**STATED TASK:** Please print every record below exactly as it appears.

■ ■ ■ ■ ■

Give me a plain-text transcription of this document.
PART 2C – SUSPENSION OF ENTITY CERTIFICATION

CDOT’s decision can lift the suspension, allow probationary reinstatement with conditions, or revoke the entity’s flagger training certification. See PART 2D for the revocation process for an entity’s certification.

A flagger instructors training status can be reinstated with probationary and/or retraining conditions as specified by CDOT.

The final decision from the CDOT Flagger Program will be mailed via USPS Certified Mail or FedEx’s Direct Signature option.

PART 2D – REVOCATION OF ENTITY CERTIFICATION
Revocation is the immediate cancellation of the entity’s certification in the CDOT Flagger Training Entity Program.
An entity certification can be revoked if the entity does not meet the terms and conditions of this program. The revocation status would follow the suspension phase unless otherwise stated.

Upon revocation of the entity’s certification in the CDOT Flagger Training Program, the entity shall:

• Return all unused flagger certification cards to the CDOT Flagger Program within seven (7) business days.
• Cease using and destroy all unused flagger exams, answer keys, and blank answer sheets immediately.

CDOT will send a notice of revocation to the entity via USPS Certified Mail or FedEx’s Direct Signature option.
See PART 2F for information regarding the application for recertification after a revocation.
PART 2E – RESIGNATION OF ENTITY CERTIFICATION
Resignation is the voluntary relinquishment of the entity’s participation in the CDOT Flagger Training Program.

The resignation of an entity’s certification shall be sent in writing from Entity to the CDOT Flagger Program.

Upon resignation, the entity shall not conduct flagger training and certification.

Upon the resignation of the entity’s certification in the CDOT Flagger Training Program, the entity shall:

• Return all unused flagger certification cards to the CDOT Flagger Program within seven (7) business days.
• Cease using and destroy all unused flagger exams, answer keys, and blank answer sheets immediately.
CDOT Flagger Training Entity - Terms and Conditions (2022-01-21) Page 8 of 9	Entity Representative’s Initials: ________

■ ■ ■ ■ ■

**COMPLETE RESPONSE:**
Give me a plain-text transcription of this document.
PART 2C – SUSPENSION OF ENTITY CERTIFICATION

CDOT’s decision can lift the suspension, allow probationary reinstatement with conditions, or revoke the entity’s flagger training certification. See PART 2D for the revocation process for an entity’s certification.

A flagger instructors training status can be reinstated with probationary and/or retraining conditions as specified by CDOT.

The final decision from the CDOT Flagger Program will be mailed via USPS Certified Mail or FedEx’s Direct Signature option.

PART 2D – REVOCATION OF ENTITY CERTIFICATION
Revocation is the immediate cancellation of the entity’s certification in the CDOT Flagger Training Entity Program.
An entity certification can be revoked if the entity does not meet the terms and conditions of this program. The revocation status would follow the suspension phase unless otherwise stated.

Upon revocation of the entity’s certification in the CDOT Flagger Training Program, the entity shall:

• Return all unused flagger certification cards to the CDOT Flagger Program within seven (7) business days.
• Cease using and destroy all unused flagger exams, answer keys, and blank answer sheets immediately.

CDOT will send a notice of revocation to the entity via USPS Certified Mail or FedEx’s Direct Signature option.
See PART 2F for information regarding the application for recertification after a revocation.
PART 2E – RESIGNATION OF ENTITY CERTIFICATION
Resignation is the voluntary relinquishment of the entity’s participation in the CDOT Flagger Training Program.

The resignation of an entity’s certification shall be sent in writing from Entity to the CDOT Flagger Program.

Upon resignation, the entity shall not conduct flagger training and certification.

Upon the resignation of the entity’s certification in the CDOT Flagger Training Program, the entity shall:

• Return all unused flagger certification cards to the CDOT Flagger Program within seven (7) business days.
• Cease using and destroy all unused flagger exams, answer keys, and blank answer sheets immediately.
CDOT Flagger Training Entity - Terms and Conditions (2022-01-21) Page 8 of 9	Entity Representative’s Initials: ________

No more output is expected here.